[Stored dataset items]
□ □ □

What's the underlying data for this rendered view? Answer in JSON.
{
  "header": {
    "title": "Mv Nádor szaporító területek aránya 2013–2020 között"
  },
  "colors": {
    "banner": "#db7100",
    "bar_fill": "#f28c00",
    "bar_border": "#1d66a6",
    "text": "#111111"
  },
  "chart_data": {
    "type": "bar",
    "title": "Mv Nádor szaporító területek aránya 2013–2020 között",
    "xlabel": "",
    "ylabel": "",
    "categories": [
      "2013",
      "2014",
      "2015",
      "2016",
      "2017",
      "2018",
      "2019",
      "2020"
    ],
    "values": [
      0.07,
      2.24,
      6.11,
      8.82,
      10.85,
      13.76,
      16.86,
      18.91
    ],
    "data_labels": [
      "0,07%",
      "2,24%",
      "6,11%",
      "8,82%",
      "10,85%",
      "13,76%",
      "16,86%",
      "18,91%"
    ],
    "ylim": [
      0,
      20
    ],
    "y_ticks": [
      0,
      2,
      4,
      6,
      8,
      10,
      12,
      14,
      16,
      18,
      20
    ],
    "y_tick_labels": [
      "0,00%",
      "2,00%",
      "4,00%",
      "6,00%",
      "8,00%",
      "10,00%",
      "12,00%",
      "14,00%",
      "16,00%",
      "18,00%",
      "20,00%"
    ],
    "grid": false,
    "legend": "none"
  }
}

□ □ □

## Problem statement
Report the number of lines in the entries above that include the word "aránya" and add nothing to it.

## The answer
2